(Saved data entries)

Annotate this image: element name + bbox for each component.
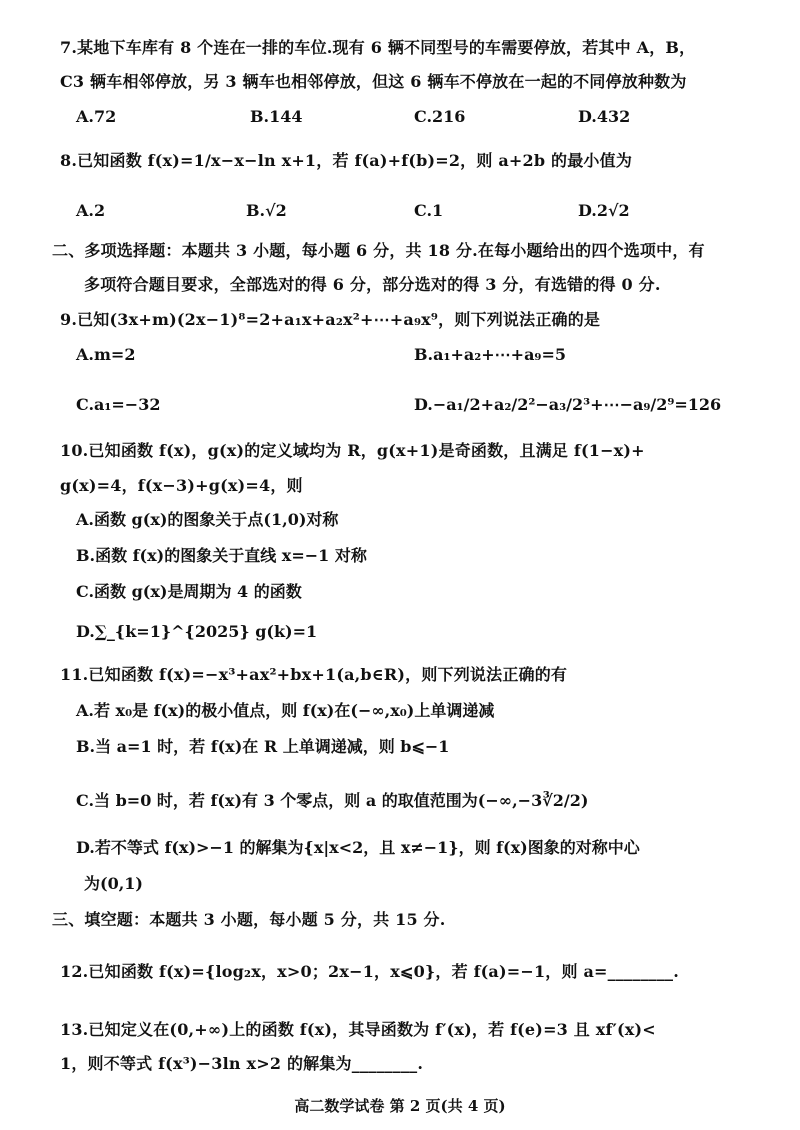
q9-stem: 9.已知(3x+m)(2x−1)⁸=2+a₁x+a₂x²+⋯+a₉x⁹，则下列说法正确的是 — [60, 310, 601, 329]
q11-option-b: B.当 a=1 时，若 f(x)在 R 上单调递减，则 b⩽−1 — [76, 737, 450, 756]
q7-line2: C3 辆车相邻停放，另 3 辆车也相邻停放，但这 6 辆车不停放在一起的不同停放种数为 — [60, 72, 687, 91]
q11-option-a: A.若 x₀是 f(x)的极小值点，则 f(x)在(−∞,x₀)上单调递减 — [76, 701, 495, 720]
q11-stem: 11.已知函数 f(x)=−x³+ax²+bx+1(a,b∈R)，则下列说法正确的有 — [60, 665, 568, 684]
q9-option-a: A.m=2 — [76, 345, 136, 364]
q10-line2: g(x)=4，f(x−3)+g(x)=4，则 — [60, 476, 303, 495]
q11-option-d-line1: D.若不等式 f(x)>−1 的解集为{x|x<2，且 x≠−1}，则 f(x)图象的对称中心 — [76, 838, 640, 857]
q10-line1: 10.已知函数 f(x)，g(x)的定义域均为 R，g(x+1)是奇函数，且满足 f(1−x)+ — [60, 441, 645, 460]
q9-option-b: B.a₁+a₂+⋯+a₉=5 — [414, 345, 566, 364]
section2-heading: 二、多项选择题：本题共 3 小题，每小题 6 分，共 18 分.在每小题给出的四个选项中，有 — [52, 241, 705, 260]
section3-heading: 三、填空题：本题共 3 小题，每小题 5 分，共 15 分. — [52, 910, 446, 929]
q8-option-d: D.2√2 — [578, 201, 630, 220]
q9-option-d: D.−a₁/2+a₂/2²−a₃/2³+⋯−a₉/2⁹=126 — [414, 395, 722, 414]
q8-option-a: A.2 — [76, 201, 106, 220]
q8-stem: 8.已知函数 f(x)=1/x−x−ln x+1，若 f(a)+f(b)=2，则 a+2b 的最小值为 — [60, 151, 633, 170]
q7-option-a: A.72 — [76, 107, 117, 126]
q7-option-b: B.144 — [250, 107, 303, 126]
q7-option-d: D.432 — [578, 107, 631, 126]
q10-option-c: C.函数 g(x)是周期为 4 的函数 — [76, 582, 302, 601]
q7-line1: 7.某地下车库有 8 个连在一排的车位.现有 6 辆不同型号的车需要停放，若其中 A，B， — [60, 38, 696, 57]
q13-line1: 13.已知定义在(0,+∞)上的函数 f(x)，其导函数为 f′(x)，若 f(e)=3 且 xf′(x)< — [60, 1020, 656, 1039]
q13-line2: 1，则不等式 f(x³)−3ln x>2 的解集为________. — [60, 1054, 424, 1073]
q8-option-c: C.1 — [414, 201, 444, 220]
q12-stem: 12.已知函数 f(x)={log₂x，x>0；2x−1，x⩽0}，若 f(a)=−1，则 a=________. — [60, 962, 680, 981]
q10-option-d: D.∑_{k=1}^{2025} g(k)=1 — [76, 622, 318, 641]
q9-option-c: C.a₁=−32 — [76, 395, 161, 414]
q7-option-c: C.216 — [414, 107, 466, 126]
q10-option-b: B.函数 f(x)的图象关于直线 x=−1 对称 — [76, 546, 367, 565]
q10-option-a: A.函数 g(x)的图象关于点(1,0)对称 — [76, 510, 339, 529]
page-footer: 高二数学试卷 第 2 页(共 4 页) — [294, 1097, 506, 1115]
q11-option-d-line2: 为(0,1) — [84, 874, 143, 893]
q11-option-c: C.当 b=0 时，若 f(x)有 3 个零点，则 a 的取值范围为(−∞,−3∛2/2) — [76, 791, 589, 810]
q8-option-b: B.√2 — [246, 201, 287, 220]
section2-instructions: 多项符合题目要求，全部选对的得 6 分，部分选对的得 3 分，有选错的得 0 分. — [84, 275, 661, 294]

==

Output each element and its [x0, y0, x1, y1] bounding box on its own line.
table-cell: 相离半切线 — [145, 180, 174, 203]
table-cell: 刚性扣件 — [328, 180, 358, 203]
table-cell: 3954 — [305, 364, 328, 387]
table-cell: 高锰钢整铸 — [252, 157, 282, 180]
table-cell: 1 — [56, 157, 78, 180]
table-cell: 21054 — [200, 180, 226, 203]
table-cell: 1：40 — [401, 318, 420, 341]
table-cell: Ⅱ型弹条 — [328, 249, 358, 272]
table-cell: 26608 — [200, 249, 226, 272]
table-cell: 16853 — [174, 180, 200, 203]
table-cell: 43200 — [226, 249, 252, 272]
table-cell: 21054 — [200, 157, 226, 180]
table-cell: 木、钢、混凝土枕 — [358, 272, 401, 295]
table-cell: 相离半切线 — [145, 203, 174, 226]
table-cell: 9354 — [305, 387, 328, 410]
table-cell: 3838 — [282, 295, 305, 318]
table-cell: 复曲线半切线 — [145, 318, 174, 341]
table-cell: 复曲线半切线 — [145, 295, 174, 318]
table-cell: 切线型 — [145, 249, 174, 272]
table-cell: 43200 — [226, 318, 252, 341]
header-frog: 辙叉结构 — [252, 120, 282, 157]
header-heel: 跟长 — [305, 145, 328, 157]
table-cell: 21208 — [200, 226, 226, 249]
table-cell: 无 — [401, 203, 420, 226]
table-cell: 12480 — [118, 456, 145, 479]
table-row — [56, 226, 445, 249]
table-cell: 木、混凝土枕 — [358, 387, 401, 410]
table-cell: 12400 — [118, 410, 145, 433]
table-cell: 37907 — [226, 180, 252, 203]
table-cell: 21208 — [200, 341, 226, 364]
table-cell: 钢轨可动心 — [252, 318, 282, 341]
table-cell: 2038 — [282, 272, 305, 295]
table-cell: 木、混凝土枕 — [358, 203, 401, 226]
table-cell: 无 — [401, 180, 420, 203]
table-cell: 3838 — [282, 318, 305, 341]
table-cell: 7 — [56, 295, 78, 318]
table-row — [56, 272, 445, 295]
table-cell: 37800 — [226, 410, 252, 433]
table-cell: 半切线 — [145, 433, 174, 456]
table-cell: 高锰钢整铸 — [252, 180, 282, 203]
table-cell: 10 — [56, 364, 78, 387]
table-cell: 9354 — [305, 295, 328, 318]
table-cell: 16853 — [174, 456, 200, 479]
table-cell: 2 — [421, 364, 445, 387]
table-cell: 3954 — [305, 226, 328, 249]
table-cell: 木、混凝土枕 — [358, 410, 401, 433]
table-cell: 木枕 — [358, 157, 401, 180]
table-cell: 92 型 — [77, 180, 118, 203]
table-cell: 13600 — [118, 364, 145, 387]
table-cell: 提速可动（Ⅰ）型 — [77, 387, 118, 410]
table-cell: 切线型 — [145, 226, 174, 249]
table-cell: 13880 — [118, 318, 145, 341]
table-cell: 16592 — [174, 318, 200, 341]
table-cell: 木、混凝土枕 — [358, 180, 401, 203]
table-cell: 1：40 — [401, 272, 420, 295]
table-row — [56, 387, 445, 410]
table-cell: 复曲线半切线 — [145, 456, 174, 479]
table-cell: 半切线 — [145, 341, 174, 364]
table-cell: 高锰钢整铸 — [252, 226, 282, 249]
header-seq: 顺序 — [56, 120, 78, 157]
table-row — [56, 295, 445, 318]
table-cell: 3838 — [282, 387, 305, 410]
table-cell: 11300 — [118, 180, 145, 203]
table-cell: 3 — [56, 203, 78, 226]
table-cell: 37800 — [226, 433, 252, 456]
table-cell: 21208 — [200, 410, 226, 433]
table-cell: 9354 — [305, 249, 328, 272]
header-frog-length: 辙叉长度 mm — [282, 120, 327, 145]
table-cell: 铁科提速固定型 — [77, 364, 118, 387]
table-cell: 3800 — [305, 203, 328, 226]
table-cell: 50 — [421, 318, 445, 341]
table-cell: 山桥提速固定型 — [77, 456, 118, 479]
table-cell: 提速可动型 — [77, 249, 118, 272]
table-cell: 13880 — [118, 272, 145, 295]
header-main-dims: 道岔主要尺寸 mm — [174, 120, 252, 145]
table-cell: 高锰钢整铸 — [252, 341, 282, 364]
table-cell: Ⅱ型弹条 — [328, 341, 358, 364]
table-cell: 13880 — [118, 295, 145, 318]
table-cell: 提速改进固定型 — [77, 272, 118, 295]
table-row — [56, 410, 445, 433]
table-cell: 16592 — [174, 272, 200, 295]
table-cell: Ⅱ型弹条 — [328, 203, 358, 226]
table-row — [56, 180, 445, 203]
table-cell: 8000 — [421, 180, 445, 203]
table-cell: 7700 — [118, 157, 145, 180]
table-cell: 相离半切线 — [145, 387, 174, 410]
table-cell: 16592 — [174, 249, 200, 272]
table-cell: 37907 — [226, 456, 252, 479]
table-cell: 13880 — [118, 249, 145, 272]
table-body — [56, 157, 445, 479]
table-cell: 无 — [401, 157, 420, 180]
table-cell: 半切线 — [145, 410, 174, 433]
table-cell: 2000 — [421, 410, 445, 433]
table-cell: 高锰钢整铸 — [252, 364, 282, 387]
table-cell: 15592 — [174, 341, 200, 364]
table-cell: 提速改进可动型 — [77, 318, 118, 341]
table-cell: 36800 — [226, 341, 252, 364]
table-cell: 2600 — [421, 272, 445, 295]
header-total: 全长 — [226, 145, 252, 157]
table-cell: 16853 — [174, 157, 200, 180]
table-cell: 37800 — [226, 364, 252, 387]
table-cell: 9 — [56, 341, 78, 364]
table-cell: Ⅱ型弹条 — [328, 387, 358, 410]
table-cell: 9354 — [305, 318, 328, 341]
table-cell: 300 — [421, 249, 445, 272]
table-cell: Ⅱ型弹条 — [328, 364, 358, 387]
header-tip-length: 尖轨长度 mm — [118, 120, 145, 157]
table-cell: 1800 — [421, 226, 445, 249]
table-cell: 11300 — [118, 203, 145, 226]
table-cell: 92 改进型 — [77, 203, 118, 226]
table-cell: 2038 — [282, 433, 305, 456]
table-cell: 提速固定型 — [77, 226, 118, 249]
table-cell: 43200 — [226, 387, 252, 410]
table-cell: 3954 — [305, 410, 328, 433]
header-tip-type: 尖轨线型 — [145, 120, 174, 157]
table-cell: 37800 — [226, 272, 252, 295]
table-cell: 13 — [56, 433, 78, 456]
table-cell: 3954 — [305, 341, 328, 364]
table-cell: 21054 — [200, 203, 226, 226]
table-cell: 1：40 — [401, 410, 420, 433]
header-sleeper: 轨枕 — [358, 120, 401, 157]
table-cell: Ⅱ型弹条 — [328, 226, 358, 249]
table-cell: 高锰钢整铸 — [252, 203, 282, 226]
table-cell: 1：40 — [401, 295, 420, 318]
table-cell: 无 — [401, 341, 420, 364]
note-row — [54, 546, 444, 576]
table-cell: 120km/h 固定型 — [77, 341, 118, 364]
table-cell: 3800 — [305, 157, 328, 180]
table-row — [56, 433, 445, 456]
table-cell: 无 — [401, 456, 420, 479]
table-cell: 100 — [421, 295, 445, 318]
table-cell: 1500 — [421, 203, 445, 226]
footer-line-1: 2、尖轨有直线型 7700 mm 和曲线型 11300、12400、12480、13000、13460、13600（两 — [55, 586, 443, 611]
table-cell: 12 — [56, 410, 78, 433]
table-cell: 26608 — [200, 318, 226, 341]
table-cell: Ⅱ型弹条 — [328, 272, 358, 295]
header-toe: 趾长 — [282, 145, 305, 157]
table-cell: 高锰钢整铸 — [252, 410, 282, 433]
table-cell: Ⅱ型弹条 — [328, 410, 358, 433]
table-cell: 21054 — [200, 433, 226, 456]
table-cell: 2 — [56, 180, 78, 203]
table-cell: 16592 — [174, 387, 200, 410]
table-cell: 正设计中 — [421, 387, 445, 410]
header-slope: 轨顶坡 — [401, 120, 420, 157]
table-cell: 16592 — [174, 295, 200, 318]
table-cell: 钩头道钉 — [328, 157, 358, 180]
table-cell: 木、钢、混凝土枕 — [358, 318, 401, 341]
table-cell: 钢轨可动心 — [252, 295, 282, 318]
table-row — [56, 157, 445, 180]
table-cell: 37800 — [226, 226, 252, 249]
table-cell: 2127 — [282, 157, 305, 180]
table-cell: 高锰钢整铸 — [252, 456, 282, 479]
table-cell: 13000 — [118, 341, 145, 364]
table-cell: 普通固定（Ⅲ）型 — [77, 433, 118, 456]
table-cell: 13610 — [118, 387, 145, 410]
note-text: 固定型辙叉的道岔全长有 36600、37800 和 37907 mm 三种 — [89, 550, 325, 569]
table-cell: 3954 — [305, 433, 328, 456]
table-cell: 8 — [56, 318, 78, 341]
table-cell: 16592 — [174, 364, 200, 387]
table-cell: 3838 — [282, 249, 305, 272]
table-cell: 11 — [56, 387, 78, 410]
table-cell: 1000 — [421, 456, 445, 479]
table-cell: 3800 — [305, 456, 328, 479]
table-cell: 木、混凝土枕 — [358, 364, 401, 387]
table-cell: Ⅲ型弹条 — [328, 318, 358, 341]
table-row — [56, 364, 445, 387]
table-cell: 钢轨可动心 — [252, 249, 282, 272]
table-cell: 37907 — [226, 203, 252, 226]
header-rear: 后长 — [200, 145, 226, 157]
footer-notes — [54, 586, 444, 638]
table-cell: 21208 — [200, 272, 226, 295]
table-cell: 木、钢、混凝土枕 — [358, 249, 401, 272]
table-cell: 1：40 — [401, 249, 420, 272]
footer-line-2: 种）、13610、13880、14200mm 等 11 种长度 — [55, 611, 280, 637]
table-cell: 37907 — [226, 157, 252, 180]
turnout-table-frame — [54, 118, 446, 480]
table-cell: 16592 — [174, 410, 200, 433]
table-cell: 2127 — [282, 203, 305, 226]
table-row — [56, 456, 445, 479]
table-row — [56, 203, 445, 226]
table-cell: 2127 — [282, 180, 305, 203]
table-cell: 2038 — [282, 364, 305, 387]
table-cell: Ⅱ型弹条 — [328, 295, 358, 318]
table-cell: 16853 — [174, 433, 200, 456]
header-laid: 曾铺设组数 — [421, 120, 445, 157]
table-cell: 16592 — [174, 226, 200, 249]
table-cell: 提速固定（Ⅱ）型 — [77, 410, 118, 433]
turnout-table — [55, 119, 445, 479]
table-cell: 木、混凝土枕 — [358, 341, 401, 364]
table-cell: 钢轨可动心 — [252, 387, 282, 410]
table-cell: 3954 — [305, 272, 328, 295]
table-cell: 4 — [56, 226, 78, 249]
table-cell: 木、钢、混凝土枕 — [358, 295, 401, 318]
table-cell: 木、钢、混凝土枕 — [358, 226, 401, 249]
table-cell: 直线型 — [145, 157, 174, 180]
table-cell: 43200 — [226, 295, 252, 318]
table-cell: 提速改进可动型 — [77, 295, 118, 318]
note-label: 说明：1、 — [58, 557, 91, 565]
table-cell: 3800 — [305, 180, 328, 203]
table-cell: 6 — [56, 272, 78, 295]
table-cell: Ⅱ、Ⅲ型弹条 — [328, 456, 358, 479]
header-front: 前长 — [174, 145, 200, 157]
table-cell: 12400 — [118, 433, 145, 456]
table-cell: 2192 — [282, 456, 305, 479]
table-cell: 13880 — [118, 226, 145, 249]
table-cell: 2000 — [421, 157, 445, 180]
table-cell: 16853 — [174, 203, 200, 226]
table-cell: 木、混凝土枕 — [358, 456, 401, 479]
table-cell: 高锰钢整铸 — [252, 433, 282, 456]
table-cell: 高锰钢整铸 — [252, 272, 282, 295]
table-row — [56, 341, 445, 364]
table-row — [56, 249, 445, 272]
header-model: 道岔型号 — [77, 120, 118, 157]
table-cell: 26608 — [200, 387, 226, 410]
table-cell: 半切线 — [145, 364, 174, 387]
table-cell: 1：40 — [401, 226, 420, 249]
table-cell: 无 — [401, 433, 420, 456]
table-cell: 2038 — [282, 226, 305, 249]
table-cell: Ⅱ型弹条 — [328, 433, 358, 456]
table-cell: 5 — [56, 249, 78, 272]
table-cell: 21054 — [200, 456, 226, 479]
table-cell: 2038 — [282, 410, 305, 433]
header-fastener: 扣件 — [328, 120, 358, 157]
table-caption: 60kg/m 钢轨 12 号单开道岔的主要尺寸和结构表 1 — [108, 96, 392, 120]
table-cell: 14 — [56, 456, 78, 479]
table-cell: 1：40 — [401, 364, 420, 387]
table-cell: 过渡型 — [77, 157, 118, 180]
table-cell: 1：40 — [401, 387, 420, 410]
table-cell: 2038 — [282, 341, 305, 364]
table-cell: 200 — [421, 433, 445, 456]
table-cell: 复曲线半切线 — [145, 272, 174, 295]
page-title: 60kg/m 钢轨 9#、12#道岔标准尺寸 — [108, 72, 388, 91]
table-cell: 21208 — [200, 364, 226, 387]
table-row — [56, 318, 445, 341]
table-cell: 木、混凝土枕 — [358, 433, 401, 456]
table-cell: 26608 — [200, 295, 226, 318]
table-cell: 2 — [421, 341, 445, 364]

---

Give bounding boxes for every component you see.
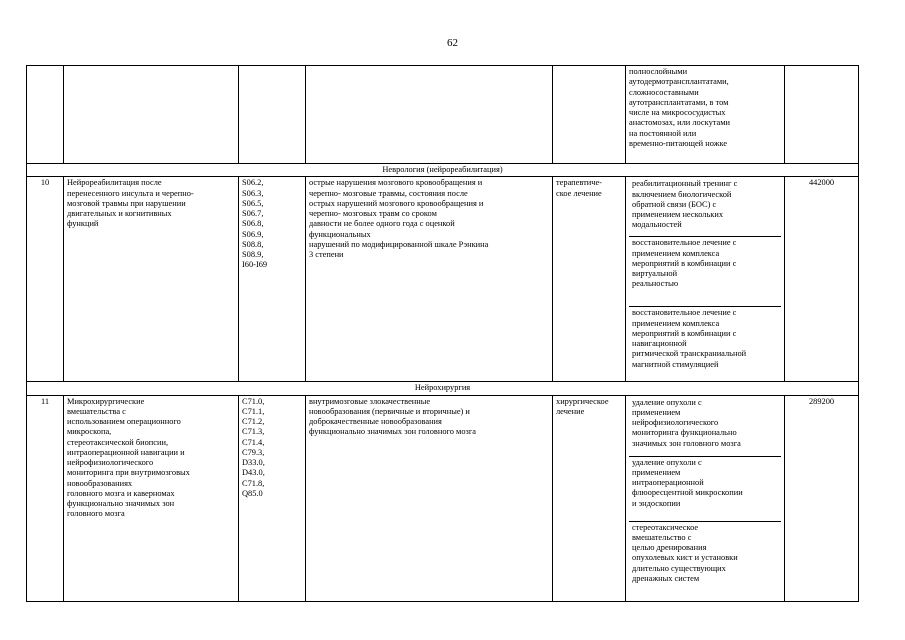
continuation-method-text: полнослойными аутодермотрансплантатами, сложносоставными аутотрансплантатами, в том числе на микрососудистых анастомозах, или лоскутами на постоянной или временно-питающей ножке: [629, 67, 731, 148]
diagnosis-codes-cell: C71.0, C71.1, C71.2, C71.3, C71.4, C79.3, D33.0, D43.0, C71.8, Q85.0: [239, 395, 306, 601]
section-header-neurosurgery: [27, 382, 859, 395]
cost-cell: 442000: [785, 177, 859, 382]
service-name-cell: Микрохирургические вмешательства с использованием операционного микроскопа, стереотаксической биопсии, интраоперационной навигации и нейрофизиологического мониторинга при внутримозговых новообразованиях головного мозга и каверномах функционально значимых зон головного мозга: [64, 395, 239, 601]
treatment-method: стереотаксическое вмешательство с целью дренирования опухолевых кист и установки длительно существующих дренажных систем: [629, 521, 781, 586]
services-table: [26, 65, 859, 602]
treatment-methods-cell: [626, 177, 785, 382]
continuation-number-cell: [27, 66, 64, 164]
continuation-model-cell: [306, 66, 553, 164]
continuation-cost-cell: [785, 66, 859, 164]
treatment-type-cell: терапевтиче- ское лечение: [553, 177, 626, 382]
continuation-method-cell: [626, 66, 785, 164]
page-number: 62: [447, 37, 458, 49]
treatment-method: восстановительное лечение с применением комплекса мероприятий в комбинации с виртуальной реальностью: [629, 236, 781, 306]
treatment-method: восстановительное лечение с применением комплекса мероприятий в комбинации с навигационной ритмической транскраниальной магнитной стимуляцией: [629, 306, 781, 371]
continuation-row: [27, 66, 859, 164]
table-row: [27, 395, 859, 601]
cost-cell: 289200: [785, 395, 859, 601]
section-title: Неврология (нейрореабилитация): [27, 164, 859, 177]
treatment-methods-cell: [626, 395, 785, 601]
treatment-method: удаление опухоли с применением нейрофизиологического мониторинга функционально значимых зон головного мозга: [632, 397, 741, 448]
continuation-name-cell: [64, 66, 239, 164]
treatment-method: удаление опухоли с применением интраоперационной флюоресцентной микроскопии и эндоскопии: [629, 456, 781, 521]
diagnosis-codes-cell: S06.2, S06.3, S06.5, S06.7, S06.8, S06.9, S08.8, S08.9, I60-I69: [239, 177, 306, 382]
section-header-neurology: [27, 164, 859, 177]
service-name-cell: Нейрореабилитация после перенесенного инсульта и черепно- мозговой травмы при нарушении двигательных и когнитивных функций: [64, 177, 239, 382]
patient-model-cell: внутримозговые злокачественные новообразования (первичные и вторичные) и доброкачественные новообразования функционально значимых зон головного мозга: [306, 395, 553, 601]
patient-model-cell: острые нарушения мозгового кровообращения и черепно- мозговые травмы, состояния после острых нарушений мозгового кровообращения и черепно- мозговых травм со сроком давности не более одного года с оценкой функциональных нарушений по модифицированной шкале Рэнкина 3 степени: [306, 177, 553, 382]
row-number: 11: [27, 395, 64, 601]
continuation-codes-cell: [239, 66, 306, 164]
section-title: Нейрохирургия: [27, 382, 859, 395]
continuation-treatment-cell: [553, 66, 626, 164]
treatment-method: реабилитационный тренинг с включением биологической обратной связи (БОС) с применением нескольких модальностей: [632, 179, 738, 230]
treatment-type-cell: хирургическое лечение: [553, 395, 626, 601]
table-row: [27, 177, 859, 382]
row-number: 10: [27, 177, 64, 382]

- **Instructions to follow**: Return the rows starting with the line that contains "Annotate this image: element" and going on through the line that contains "section2-instructions: 多项符合题目要求，全部选对的得 6", copying each line as it stands and leaving the pictures out of your answer.

- **Task answer**:
Annotate this image: element name + bbox for each component.
q9-stem: 9.已知(3x+m)(2x−1)⁸=2+a₁x+a₂x²+⋯+a₉x⁹，则下列说法正确的是 — [60, 310, 601, 329]
q11-option-b: B.当 a=1 时，若 f(x)在 R 上单调递减，则 b⩽−1 — [76, 737, 450, 756]
q7-line2: C3 辆车相邻停放，另 3 辆车也相邻停放，但这 6 辆车不停放在一起的不同停放种数为 — [60, 72, 687, 91]
q11-option-a: A.若 x₀是 f(x)的极小值点，则 f(x)在(−∞,x₀)上单调递减 — [76, 701, 495, 720]
q11-stem: 11.已知函数 f(x)=−x³+ax²+bx+1(a,b∈R)，则下列说法正确的有 — [60, 665, 568, 684]
q9-option-a: A.m=2 — [76, 345, 136, 364]
q10-line2: g(x)=4，f(x−3)+g(x)=4，则 — [60, 476, 303, 495]
q11-option-d-line1: D.若不等式 f(x)>−1 的解集为{x|x<2，且 x≠−1}，则 f(x)图象的对称中心 — [76, 838, 640, 857]
q10-line1: 10.已知函数 f(x)，g(x)的定义域均为 R，g(x+1)是奇函数，且满足 f(1−x)+ — [60, 441, 645, 460]
q9-option-b: B.a₁+a₂+⋯+a₉=5 — [414, 345, 566, 364]
section2-heading: 二、多项选择题：本题共 3 小题，每小题 6 分，共 18 分.在每小题给出的四个选项中，有 — [52, 241, 705, 260]
section3-heading: 三、填空题：本题共 3 小题，每小题 5 分，共 15 分. — [52, 910, 446, 929]
q8-option-d: D.2√2 — [578, 201, 630, 220]
q9-option-d: D.−a₁/2+a₂/2²−a₃/2³+⋯−a₉/2⁹=126 — [414, 395, 722, 414]
q8-option-a: A.2 — [76, 201, 106, 220]
q8-stem: 8.已知函数 f(x)=1/x−x−ln x+1，若 f(a)+f(b)=2，则 a+2b 的最小值为 — [60, 151, 633, 170]
q7-option-a: A.72 — [76, 107, 117, 126]
q7-option-b: B.144 — [250, 107, 303, 126]
q7-option-d: D.432 — [578, 107, 631, 126]
q10-option-c: C.函数 g(x)是周期为 4 的函数 — [76, 582, 302, 601]
q7-line1: 7.某地下车库有 8 个连在一排的车位.现有 6 辆不同型号的车需要停放，若其中 A，B， — [60, 38, 696, 57]
q13-line1: 13.已知定义在(0,+∞)上的函数 f(x)，其导函数为 f′(x)，若 f(e)=3 且 xf′(x)< — [60, 1020, 656, 1039]
q13-line2: 1，则不等式 f(x³)−3ln x>2 的解集为________. — [60, 1054, 424, 1073]
q8-option-c: C.1 — [414, 201, 444, 220]
q12-stem: 12.已知函数 f(x)={log₂x，x>0；2x−1，x⩽0}，若 f(a)=−1，则 a=________. — [60, 962, 680, 981]
q10-option-d: D.∑_{k=1}^{2025} g(k)=1 — [76, 622, 318, 641]
q9-option-c: C.a₁=−32 — [76, 395, 161, 414]
q7-option-c: C.216 — [414, 107, 466, 126]
q10-option-b: B.函数 f(x)的图象关于直线 x=−1 对称 — [76, 546, 367, 565]
q10-option-a: A.函数 g(x)的图象关于点(1,0)对称 — [76, 510, 339, 529]
page-footer: 高二数学试卷 第 2 页(共 4 页) — [294, 1097, 506, 1115]
q11-option-d-line2: 为(0,1) — [84, 874, 143, 893]
q11-option-c: C.当 b=0 时，若 f(x)有 3 个零点，则 a 的取值范围为(−∞,−3∛2/2) — [76, 791, 589, 810]
q8-option-b: B.√2 — [246, 201, 287, 220]
section2-instructions: 多项符合题目要求，全部选对的得 6 分，部分选对的得 3 分，有选错的得 0 分. — [84, 275, 661, 294]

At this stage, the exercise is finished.